---------- Exercise input

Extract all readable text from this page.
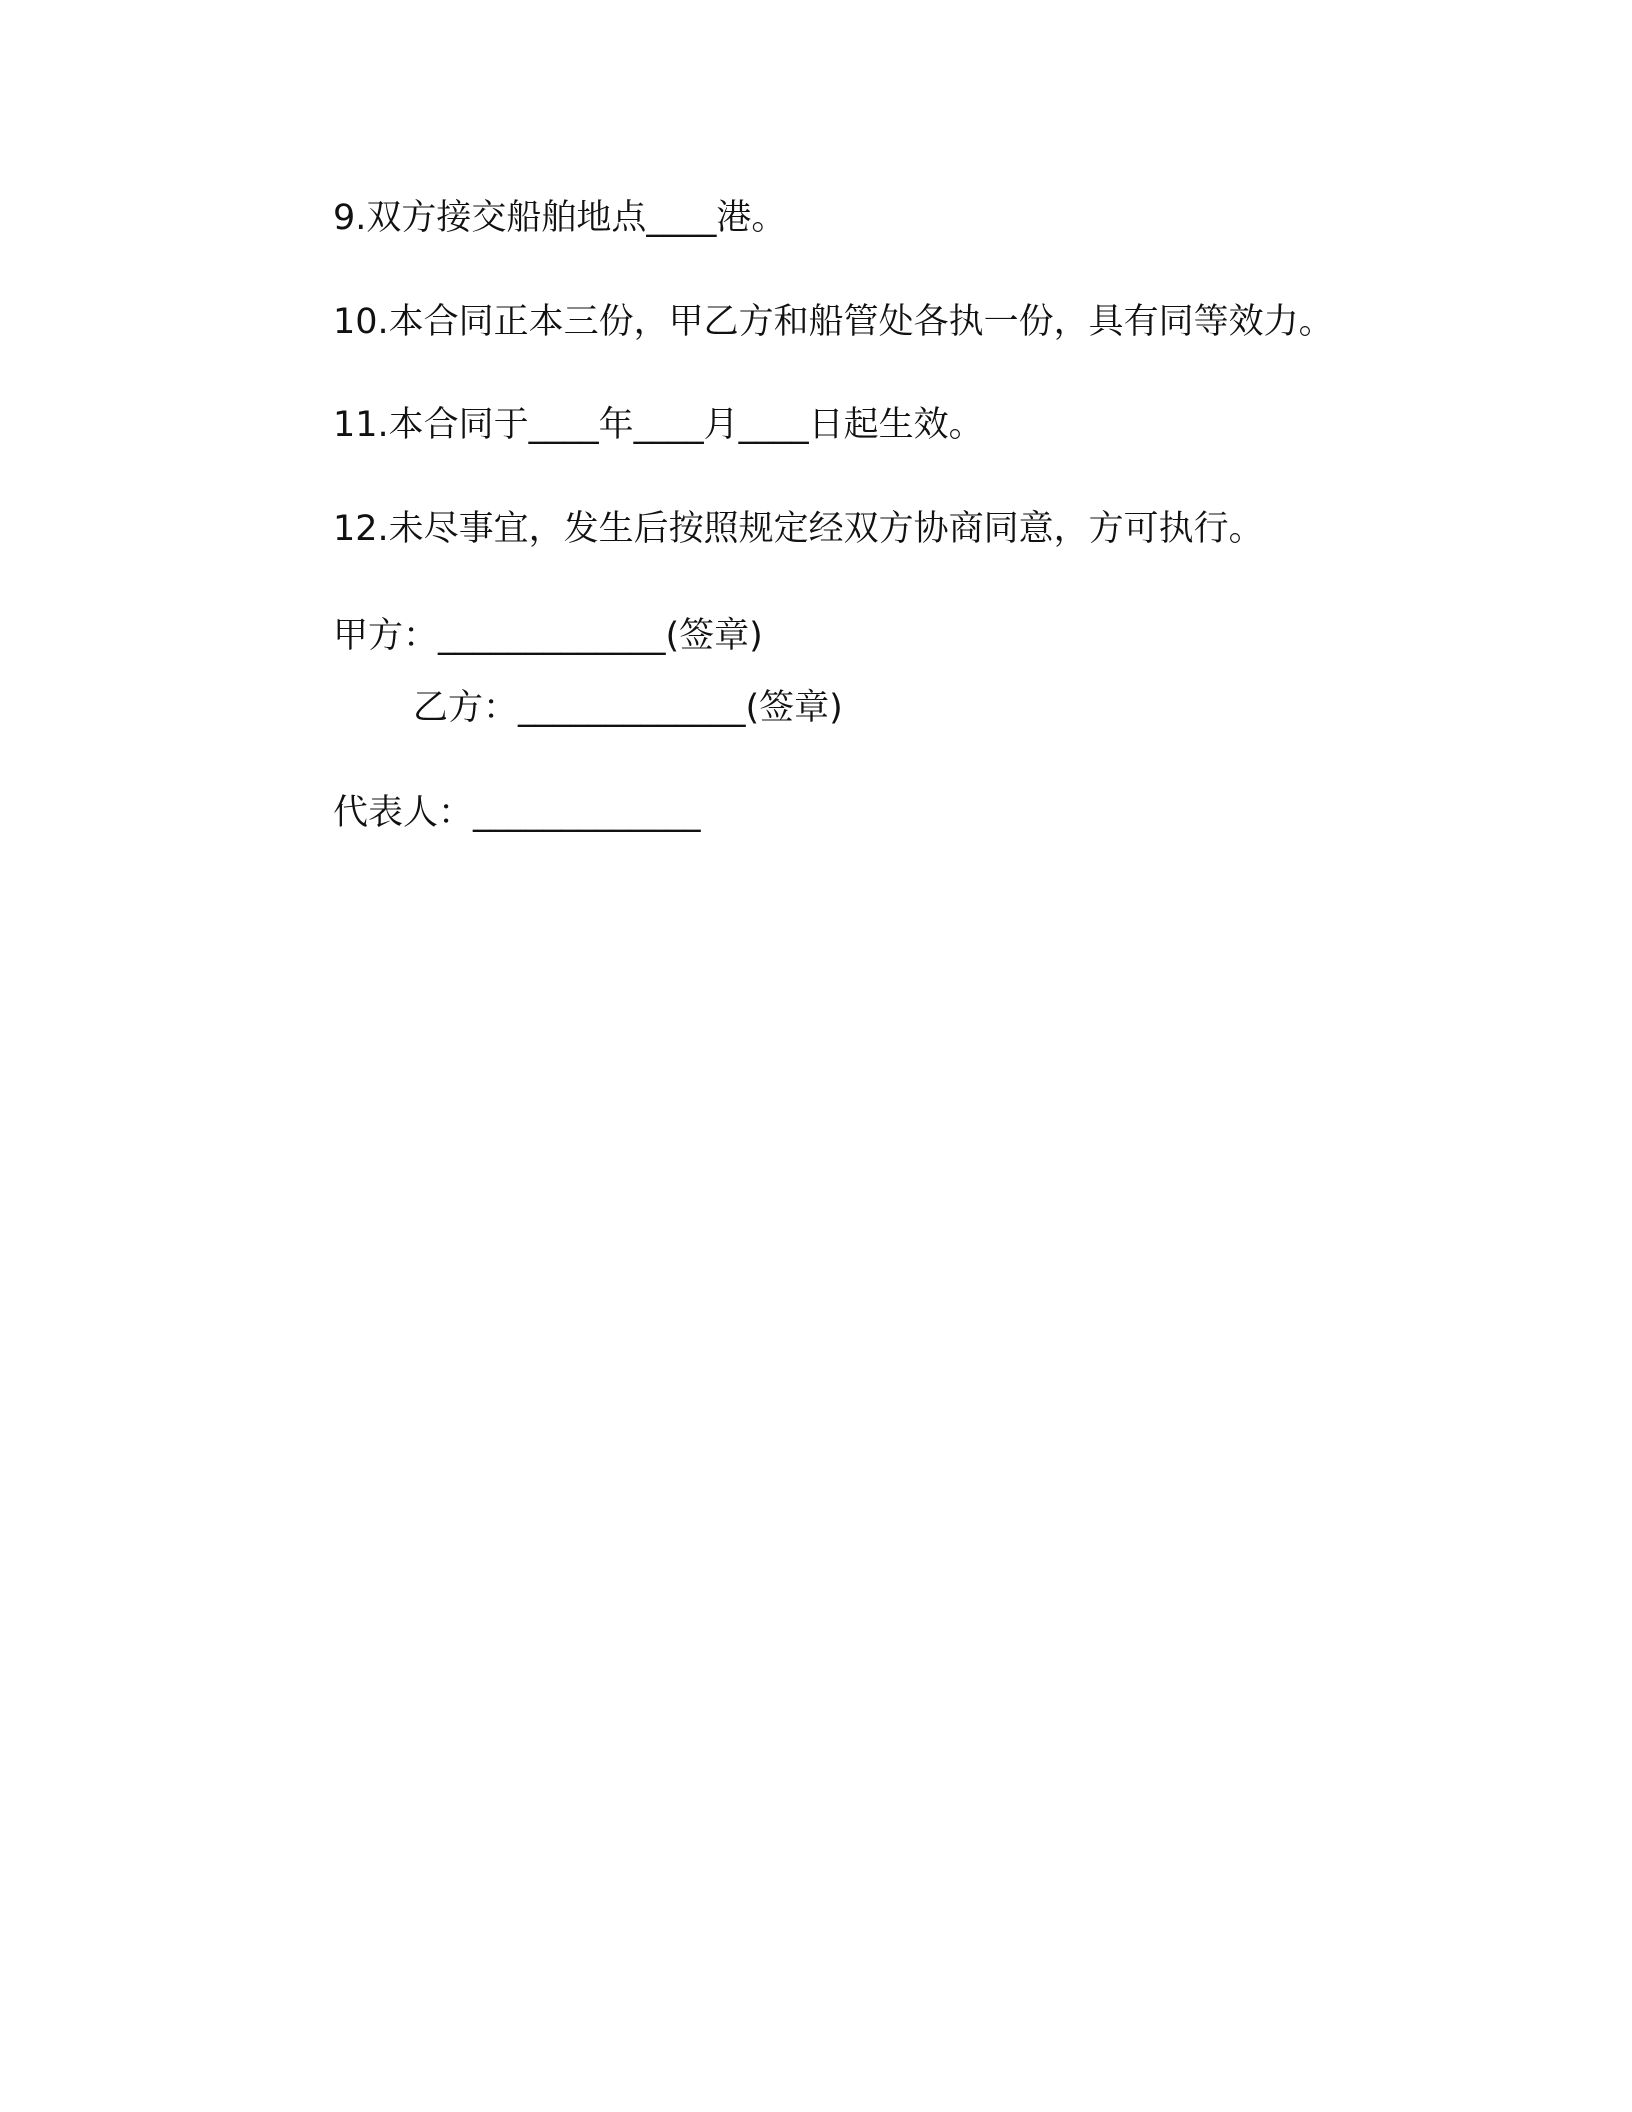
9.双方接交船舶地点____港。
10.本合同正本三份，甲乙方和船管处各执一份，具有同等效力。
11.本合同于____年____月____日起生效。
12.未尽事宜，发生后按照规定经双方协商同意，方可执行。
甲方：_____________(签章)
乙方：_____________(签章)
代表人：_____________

--------------------

* Aim
Reproduce all of the data exactly, omitting each picture it holds.

* Task response
Extract all readable text from this page.
9.双方接交船舶地点____港。
10.本合同正本三份，甲乙方和船管处各执一份，具有同等效力。
11.本合同于____年____月____日起生效。
12.未尽事宜，发生后按照规定经双方协商同意，方可执行。
甲方：_____________(签章)
乙方：_____________(签章)
代表人：_____________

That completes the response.